[Dataset items]

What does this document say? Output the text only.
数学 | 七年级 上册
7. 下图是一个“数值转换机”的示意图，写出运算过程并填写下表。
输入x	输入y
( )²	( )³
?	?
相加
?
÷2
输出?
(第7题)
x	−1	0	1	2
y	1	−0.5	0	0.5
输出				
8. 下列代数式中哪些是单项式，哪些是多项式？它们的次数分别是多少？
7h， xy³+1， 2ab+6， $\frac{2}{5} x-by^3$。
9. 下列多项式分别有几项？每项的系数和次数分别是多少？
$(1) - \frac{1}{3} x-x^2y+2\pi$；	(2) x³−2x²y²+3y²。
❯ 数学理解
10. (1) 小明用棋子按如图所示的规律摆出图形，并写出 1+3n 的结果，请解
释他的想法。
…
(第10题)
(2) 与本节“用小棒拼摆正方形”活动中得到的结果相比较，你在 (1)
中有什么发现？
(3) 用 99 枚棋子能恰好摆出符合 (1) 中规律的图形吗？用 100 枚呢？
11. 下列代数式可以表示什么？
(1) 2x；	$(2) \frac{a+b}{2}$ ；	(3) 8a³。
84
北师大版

◆ WHAT IS REQUIRED:
Write every entry out again exactly.

◆ REPLY TO THE EXERCISE:
What does this document say? Output the text only.
数学 | 七年级 上册
7. 下图是一个“数值转换机”的示意图，写出运算过程并填写下表。
输入x	输入y
( )²	( )³
?	?
相加
?
÷2
输出?
(第7题)
x	−1	0	1	2
y	1	−0.5	0	0.5
输出				
8. 下列代数式中哪些是单项式，哪些是多项式？它们的次数分别是多少？
7h， xy³+1， 2ab+6， $\frac{2}{5} x-by^3$。
9. 下列多项式分别有几项？每项的系数和次数分别是多少？
$(1) - \frac{1}{3} x-x^2y+2\pi$；	(2) x³−2x²y²+3y²。
❯ 数学理解
10. (1) 小明用棋子按如图所示的规律摆出图形，并写出 1+3n 的结果，请解
释他的想法。
…
(第10题)
(2) 与本节“用小棒拼摆正方形”活动中得到的结果相比较，你在 (1)
中有什么发现？
(3) 用 99 枚棋子能恰好摆出符合 (1) 中规律的图形吗？用 100 枚呢？
11. 下列代数式可以表示什么？
(1) 2x；	$(2) \frac{a+b}{2}$ ；	(3) 8a³。
84
北师大版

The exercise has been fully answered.